Task requirements: Repeat, exactly and completely, the material that follows. Omit the pictures.

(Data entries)
((
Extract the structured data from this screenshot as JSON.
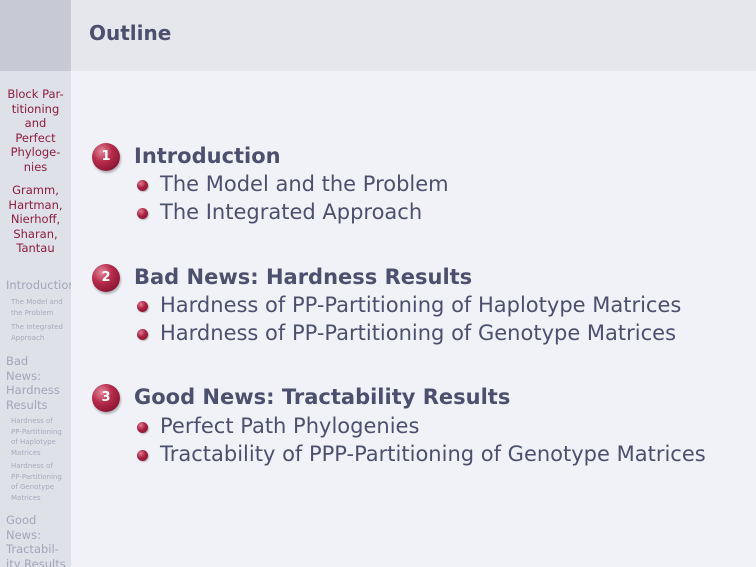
{
  "frame": {
    "title": "Outline"
  },
  "sidebar": {
    "title_lines": [
      "Block Par-",
      "titioning",
      "and",
      "Perfect",
      "Phyloge-",
      "nies"
    ],
    "author_lines": [
      "Gramm,",
      "Hartman,",
      "Nierhoff,",
      "Sharan,",
      "Tantau"
    ],
    "sections": [
      {
        "lines": [
          "Introduction"
        ],
        "subsections": [
          {
            "lines": [
              "The Model and",
              "the Problem"
            ]
          },
          {
            "lines": [
              "The Integrated",
              "Approach"
            ]
          }
        ]
      },
      {
        "lines": [
          "Bad",
          "News:",
          "Hardness",
          "Results"
        ],
        "subsections": [
          {
            "lines": [
              "Hardness of",
              "PP-Partitioning",
              "of Haplotype",
              "Matrices"
            ]
          },
          {
            "lines": [
              "Hardness of",
              "PP-Partitioning",
              "of Genotype",
              "Matrices"
            ]
          }
        ]
      },
      {
        "lines": [
          "Good",
          "News:",
          "Tractabil-",
          "ity Results"
        ],
        "subsections": []
      }
    ]
  },
  "toc": [
    {
      "number": "1",
      "title": "Introduction",
      "subsections": [
        "The Model and the Problem",
        "The Integrated Approach"
      ]
    },
    {
      "number": "2",
      "title": "Bad News: Hardness Results",
      "subsections": [
        "Hardness of PP-Partitioning of Haplotype Matrices",
        "Hardness of PP-Partitioning of Genotype Matrices"
      ]
    },
    {
      "number": "3",
      "title": "Good News: Tractability Results",
      "subsections": [
        "Perfect Path Phylogenies",
        "Tractability of PPP-Partitioning of Genotype Matrices"
      ]
    }
  ],
  "colors": {
    "title_text": "#4c506e",
    "sidebar_title": "#8c1d3d",
    "sidebar_nav": "#a2a6ba",
    "bullet": "#a8203f"
  }
}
))
Exercise result:
Extract the structured data from this screenshot as JSON.
{
  "frame": {
    "title": "Outline"
  },
  "sidebar": {
    "title_lines": [
      "Block Par-",
      "titioning",
      "and",
      "Perfect",
      "Phyloge-",
      "nies"
    ],
    "author_lines": [
      "Gramm,",
      "Hartman,",
      "Nierhoff,",
      "Sharan,",
      "Tantau"
    ],
    "sections": [
      {
        "lines": [
          "Introduction"
        ],
        "subsections": [
          {
            "lines": [
              "The Model and",
              "the Problem"
            ]
          },
          {
            "lines": [
              "The Integrated",
              "Approach"
            ]
          }
        ]
      },
      {
        "lines": [
          "Bad",
          "News:",
          "Hardness",
          "Results"
        ],
        "subsections": [
          {
            "lines": [
              "Hardness of",
              "PP-Partitioning",
              "of Haplotype",
              "Matrices"
            ]
          },
          {
            "lines": [
              "Hardness of",
              "PP-Partitioning",
              "of Genotype",
              "Matrices"
            ]
          }
        ]
      },
      {
        "lines": [
          "Good",
          "News:",
          "Tractabil-",
          "ity Results"
        ],
        "subsections": []
      }
    ]
  },
  "toc": [
    {
      "number": "1",
      "title": "Introduction",
      "subsections": [
        "The Model and the Problem",
        "The Integrated Approach"
      ]
    },
    {
      "number": "2",
      "title": "Bad News: Hardness Results",
      "subsections": [
        "Hardness of PP-Partitioning of Haplotype Matrices",
        "Hardness of PP-Partitioning of Genotype Matrices"
      ]
    },
    {
      "number": "3",
      "title": "Good News: Tractability Results",
      "subsections": [
        "Perfect Path Phylogenies",
        "Tractability of PPP-Partitioning of Genotype Matrices"
      ]
    }
  ],
  "colors": {
    "title_text": "#4c506e",
    "sidebar_title": "#8c1d3d",
    "sidebar_nav": "#a2a6ba",
    "bullet": "#a8203f"
  }
}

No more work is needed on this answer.